:: Extracted entries ::
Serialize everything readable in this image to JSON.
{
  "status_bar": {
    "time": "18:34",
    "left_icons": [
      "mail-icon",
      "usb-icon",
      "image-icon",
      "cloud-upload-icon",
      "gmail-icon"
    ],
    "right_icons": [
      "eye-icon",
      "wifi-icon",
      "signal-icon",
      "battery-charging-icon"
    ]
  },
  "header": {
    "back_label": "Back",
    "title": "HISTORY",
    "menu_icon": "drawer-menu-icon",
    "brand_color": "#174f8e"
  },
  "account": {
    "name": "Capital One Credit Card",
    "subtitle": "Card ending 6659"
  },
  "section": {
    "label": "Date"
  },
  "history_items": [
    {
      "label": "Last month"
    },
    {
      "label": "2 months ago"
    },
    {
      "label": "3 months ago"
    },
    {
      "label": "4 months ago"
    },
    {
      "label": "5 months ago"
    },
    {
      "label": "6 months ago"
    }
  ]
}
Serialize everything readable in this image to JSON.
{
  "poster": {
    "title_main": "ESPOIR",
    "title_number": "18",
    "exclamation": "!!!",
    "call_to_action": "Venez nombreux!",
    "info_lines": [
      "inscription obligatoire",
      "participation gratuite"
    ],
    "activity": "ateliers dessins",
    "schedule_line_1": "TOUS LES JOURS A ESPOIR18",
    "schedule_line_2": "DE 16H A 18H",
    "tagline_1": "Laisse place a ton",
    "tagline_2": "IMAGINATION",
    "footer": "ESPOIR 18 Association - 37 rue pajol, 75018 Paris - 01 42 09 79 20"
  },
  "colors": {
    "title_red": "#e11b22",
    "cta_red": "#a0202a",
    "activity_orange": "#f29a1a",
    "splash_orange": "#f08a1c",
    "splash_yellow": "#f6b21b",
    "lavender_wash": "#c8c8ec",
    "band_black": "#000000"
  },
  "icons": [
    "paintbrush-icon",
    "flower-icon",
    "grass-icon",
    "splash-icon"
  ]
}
:::
• **What to do**: In this exercise, repeat all entries exactly.

• **Response**:
Serialize everything readable in this image to JSON.
{
  "status_bar": {
    "time": "18:34",
    "left_icons": [
      "mail-icon",
      "usb-icon",
      "image-icon",
      "cloud-upload-icon",
      "gmail-icon"
    ],
    "right_icons": [
      "eye-icon",
      "wifi-icon",
      "signal-icon",
      "battery-charging-icon"
    ]
  },
  "header": {
    "back_label": "Back",
    "title": "HISTORY",
    "menu_icon": "drawer-menu-icon",
    "brand_color": "#174f8e"
  },
  "account": {
    "name": "Capital One Credit Card",
    "subtitle": "Card ending 6659"
  },
  "section": {
    "label": "Date"
  },
  "history_items": [
    {
      "label": "Last month"
    },
    {
      "label": "2 months ago"
    },
    {
      "label": "3 months ago"
    },
    {
      "label": "4 months ago"
    },
    {
      "label": "5 months ago"
    },
    {
      "label": "6 months ago"
    }
  ]
}
Serialize everything readable in this image to JSON.
{
  "poster": {
    "title_main": "ESPOIR",
    "title_number": "18",
    "exclamation": "!!!",
    "call_to_action": "Venez nombreux!",
    "info_lines": [
      "inscription obligatoire",
      "participation gratuite"
    ],
    "activity": "ateliers dessins",
    "schedule_line_1": "TOUS LES JOURS A ESPOIR18",
    "schedule_line_2": "DE 16H A 18H",
    "tagline_1": "Laisse place a ton",
    "tagline_2": "IMAGINATION",
    "footer": "ESPOIR 18 Association - 37 rue pajol, 75018 Paris - 01 42 09 79 20"
  },
  "colors": {
    "title_red": "#e11b22",
    "cta_red": "#a0202a",
    "activity_orange": "#f29a1a",
    "splash_orange": "#f08a1c",
    "splash_yellow": "#f6b21b",
    "lavender_wash": "#c8c8ec",
    "band_black": "#000000"
  },
  "icons": [
    "paintbrush-icon",
    "flower-icon",
    "grass-icon",
    "splash-icon"
  ]
}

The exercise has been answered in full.